REQUIRED TASK
Repeat the material exactly, every line of it.

Extracted data entries
☆ ☆ ☆

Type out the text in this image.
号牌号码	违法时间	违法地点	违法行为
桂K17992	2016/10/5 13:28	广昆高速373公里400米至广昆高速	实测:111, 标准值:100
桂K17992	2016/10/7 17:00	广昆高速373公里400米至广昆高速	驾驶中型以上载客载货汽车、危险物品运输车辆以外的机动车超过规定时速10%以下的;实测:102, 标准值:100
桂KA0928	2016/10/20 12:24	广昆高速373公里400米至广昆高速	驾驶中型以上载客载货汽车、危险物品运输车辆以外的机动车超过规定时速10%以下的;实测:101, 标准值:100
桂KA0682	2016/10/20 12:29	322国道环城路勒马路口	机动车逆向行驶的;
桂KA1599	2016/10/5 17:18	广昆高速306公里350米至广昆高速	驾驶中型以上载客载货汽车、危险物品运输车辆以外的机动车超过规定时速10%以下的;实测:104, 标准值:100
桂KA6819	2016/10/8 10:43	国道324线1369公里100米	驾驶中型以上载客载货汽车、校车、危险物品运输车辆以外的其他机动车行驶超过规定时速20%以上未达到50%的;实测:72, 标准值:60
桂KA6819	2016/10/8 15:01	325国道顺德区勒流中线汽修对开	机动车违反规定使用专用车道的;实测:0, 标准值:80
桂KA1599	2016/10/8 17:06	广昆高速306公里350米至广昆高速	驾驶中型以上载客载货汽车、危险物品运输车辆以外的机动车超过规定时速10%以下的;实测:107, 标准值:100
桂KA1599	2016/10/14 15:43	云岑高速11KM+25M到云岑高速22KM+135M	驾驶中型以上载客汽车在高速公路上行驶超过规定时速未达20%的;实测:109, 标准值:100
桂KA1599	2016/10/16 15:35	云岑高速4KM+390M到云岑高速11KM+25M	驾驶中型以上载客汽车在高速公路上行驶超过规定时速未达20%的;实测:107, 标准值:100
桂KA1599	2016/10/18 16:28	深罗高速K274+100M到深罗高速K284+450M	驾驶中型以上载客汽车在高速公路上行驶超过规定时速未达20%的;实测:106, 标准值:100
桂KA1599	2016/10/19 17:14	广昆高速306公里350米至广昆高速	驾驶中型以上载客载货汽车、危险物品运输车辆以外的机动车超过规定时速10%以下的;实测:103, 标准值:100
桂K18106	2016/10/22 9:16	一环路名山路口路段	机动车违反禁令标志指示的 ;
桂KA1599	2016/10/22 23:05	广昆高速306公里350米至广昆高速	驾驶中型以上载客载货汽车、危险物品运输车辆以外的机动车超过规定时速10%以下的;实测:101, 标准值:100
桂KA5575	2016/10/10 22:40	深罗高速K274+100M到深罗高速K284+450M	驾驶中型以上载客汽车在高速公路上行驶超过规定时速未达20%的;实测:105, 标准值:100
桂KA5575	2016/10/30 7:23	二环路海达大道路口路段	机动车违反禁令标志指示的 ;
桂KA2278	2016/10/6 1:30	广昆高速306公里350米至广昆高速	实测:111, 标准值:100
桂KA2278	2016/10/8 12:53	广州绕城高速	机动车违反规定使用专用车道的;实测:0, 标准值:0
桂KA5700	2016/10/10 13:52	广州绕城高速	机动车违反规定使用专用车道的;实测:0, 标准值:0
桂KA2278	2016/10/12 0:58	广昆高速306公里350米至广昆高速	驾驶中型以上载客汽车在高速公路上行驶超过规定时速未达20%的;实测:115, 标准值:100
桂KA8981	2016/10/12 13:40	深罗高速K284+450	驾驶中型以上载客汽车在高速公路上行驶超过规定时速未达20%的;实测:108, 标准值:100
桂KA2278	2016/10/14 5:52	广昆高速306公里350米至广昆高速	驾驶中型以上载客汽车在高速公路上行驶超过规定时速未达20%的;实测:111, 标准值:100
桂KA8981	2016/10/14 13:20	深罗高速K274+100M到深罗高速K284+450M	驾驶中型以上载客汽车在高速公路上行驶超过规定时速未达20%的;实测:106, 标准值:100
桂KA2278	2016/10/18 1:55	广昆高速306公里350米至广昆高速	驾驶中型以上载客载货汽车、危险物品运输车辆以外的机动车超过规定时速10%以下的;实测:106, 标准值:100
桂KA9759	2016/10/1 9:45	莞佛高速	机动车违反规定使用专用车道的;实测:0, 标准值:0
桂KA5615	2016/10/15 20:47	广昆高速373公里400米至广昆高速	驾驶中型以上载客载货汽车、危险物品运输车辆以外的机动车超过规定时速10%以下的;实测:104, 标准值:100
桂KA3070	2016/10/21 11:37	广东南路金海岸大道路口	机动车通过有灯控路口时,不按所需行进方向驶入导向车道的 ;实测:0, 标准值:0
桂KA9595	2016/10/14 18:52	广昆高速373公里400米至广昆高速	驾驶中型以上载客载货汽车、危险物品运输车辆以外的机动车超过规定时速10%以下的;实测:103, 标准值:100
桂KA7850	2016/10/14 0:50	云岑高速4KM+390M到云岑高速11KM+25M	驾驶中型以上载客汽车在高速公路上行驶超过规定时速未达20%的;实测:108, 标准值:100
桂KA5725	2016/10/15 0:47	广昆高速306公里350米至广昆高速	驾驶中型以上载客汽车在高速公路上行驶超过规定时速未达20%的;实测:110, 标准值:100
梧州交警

☆ ☆ ☆

ANSWER TO THE PROBLEM
Type out the text in this image.
号牌号码	违法时间	违法地点	违法行为
桂K17992	2016/10/5 13:28	广昆高速373公里400米至广昆高速	实测:111, 标准值:100
桂K17992	2016/10/7 17:00	广昆高速373公里400米至广昆高速	驾驶中型以上载客载货汽车、危险物品运输车辆以外的机动车超过规定时速10%以下的;实测:102, 标准值:100
桂KA0928	2016/10/20 12:24	广昆高速373公里400米至广昆高速	驾驶中型以上载客载货汽车、危险物品运输车辆以外的机动车超过规定时速10%以下的;实测:101, 标准值:100
桂KA0682	2016/10/20 12:29	322国道环城路勒马路口	机动车逆向行驶的;
桂KA1599	2016/10/5 17:18	广昆高速306公里350米至广昆高速	驾驶中型以上载客载货汽车、危险物品运输车辆以外的机动车超过规定时速10%以下的;实测:104, 标准值:100
桂KA6819	2016/10/8 10:43	国道324线1369公里100米	驾驶中型以上载客载货汽车、校车、危险物品运输车辆以外的其他机动车行驶超过规定时速20%以上未达到50%的;实测:72, 标准值:60
桂KA6819	2016/10/8 15:01	325国道顺德区勒流中线汽修对开	机动车违反规定使用专用车道的;实测:0, 标准值:80
桂KA1599	2016/10/8 17:06	广昆高速306公里350米至广昆高速	驾驶中型以上载客载货汽车、危险物品运输车辆以外的机动车超过规定时速10%以下的;实测:107, 标准值:100
桂KA1599	2016/10/14 15:43	云岑高速11KM+25M到云岑高速22KM+135M	驾驶中型以上载客汽车在高速公路上行驶超过规定时速未达20%的;实测:109, 标准值:100
桂KA1599	2016/10/16 15:35	云岑高速4KM+390M到云岑高速11KM+25M	驾驶中型以上载客汽车在高速公路上行驶超过规定时速未达20%的;实测:107, 标准值:100
桂KA1599	2016/10/18 16:28	深罗高速K274+100M到深罗高速K284+450M	驾驶中型以上载客汽车在高速公路上行驶超过规定时速未达20%的;实测:106, 标准值:100
桂KA1599	2016/10/19 17:14	广昆高速306公里350米至广昆高速	驾驶中型以上载客载货汽车、危险物品运输车辆以外的机动车超过规定时速10%以下的;实测:103, 标准值:100
桂K18106	2016/10/22 9:16	一环路名山路口路段	机动车违反禁令标志指示的 ;
桂KA1599	2016/10/22 23:05	广昆高速306公里350米至广昆高速	驾驶中型以上载客载货汽车、危险物品运输车辆以外的机动车超过规定时速10%以下的;实测:101, 标准值:100
桂KA5575	2016/10/10 22:40	深罗高速K274+100M到深罗高速K284+450M	驾驶中型以上载客汽车在高速公路上行驶超过规定时速未达20%的;实测:105, 标准值:100
桂KA5575	2016/10/30 7:23	二环路海达大道路口路段	机动车违反禁令标志指示的 ;
桂KA2278	2016/10/6 1:30	广昆高速306公里350米至广昆高速	实测:111, 标准值:100
桂KA2278	2016/10/8 12:53	广州绕城高速	机动车违反规定使用专用车道的;实测:0, 标准值:0
桂KA5700	2016/10/10 13:52	广州绕城高速	机动车违反规定使用专用车道的;实测:0, 标准值:0
桂KA2278	2016/10/12 0:58	广昆高速306公里350米至广昆高速	驾驶中型以上载客汽车在高速公路上行驶超过规定时速未达20%的;实测:115, 标准值:100
桂KA8981	2016/10/12 13:40	深罗高速K284+450	驾驶中型以上载客汽车在高速公路上行驶超过规定时速未达20%的;实测:108, 标准值:100
桂KA2278	2016/10/14 5:52	广昆高速306公里350米至广昆高速	驾驶中型以上载客汽车在高速公路上行驶超过规定时速未达20%的;实测:111, 标准值:100
桂KA8981	2016/10/14 13:20	深罗高速K274+100M到深罗高速K284+450M	驾驶中型以上载客汽车在高速公路上行驶超过规定时速未达20%的;实测:106, 标准值:100
桂KA2278	2016/10/18 1:55	广昆高速306公里350米至广昆高速	驾驶中型以上载客载货汽车、危险物品运输车辆以外的机动车超过规定时速10%以下的;实测:106, 标准值:100
桂KA9759	2016/10/1 9:45	莞佛高速	机动车违反规定使用专用车道的;实测:0, 标准值:0
桂KA5615	2016/10/15 20:47	广昆高速373公里400米至广昆高速	驾驶中型以上载客载货汽车、危险物品运输车辆以外的机动车超过规定时速10%以下的;实测:104, 标准值:100
桂KA3070	2016/10/21 11:37	广东南路金海岸大道路口	机动车通过有灯控路口时,不按所需行进方向驶入导向车道的 ;实测:0, 标准值:0
桂KA9595	2016/10/14 18:52	广昆高速373公里400米至广昆高速	驾驶中型以上载客载货汽车、危险物品运输车辆以外的机动车超过规定时速10%以下的;实测:103, 标准值:100
桂KA7850	2016/10/14 0:50	云岑高速4KM+390M到云岑高速11KM+25M	驾驶中型以上载客汽车在高速公路上行驶超过规定时速未达20%的;实测:108, 标准值:100
桂KA5725	2016/10/15 0:47	广昆高速306公里350米至广昆高速	驾驶中型以上载客汽车在高速公路上行驶超过规定时速未达20%的;实测:110, 标准值:100
梧州交警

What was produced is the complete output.